■ Work to complete: Locate each line containing the string "ἐλευθερίαν" and copy it out.

====

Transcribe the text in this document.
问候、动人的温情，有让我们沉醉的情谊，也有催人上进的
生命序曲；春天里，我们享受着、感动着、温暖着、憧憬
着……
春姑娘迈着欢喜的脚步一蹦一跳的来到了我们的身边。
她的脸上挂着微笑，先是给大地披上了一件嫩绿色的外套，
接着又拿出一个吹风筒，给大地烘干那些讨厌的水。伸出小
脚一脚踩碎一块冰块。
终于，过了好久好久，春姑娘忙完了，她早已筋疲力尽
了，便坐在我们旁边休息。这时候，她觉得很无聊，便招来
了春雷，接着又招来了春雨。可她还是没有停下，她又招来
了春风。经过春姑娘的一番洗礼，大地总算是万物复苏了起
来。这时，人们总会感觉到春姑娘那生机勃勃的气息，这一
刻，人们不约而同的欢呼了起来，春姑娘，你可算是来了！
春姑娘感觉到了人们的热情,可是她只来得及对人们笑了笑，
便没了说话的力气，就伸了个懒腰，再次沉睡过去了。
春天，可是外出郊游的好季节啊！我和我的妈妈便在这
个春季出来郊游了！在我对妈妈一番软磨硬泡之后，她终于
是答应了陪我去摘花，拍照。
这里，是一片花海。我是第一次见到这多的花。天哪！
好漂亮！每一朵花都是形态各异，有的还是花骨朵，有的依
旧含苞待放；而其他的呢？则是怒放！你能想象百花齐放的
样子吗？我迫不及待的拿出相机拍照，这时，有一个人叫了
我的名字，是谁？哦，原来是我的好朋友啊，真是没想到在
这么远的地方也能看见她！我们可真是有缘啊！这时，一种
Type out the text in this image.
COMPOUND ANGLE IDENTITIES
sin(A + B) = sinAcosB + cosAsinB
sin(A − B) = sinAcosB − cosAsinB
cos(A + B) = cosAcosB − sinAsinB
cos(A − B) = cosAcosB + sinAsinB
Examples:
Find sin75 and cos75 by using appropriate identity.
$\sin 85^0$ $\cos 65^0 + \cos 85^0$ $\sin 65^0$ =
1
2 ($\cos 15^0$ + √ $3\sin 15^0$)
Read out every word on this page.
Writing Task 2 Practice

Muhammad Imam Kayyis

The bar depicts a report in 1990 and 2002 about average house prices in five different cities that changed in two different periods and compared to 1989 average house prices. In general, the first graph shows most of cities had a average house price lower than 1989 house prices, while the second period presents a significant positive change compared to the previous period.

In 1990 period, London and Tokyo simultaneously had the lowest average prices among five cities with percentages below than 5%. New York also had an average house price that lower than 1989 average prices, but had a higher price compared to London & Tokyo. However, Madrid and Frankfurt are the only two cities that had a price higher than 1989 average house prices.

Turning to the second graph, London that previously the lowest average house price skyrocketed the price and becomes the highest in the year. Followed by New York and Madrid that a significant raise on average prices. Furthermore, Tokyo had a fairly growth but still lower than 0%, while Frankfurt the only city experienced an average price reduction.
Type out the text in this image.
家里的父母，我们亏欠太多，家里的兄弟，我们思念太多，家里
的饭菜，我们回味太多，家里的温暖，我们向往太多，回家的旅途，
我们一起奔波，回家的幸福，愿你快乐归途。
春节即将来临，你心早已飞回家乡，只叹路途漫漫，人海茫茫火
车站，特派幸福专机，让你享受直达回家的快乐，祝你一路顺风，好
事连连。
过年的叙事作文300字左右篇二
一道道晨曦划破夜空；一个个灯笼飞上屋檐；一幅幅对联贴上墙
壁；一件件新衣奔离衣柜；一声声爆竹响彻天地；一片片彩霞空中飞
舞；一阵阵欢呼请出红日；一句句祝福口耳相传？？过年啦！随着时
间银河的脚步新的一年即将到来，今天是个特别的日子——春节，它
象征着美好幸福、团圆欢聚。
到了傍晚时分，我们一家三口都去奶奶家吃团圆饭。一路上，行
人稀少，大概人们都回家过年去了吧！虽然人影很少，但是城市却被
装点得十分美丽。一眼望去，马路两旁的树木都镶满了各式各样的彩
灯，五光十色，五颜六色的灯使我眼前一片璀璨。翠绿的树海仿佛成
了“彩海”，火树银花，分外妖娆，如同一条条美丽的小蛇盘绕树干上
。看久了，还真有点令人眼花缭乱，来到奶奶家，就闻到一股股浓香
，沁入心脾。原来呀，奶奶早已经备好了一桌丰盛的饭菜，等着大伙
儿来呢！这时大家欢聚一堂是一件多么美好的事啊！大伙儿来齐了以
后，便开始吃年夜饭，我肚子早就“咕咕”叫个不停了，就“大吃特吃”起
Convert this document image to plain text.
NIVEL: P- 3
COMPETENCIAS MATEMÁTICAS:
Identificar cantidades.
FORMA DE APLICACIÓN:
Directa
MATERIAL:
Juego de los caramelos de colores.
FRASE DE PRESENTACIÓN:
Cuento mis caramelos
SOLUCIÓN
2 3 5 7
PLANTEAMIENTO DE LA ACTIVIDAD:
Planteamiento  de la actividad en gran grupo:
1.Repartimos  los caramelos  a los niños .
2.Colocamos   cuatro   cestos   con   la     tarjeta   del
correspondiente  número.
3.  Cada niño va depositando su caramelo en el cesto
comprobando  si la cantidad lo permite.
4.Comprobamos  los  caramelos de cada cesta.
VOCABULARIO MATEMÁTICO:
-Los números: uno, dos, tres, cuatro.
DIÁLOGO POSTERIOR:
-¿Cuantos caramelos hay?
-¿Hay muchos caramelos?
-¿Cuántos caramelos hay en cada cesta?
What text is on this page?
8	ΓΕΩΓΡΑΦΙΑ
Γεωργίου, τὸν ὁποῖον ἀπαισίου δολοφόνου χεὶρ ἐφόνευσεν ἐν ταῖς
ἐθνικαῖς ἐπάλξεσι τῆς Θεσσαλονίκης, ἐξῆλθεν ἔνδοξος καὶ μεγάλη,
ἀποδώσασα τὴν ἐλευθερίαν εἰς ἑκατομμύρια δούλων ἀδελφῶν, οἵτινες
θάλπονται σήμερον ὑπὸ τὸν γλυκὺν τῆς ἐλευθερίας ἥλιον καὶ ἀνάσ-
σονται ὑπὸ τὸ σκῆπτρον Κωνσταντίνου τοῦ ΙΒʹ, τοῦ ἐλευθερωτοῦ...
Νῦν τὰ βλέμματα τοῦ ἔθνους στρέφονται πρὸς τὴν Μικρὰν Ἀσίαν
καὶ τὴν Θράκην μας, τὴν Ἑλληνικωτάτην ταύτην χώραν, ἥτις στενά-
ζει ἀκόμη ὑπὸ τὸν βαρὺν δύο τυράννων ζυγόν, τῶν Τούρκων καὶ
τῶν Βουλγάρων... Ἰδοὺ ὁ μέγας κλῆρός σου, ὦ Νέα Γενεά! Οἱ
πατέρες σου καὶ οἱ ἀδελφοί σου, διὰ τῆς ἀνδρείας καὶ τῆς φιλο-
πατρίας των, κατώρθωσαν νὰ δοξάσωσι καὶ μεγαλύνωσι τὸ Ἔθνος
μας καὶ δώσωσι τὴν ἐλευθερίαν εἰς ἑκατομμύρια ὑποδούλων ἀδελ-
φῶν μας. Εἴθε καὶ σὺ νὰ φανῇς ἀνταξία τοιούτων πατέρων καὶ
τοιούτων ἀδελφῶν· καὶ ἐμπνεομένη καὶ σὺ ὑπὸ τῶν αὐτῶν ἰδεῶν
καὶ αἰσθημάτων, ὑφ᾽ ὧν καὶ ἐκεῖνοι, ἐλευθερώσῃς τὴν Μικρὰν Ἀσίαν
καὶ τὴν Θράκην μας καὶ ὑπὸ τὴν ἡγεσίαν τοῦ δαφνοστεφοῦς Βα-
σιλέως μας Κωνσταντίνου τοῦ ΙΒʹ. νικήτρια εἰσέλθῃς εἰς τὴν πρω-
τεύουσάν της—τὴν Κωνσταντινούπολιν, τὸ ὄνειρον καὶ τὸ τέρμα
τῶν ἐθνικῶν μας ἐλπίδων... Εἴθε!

====

■ Result of this task:
ἀποδώσασα τὴν ἐλευθερίαν εἰς ἑκατομμύρια δούλων ἀδελφῶν, οἵτινες
μας καὶ δώσωσι τὴν ἐλευθερίαν εἰς ἑκατομμύρια ὑποδούλων ἀδελ-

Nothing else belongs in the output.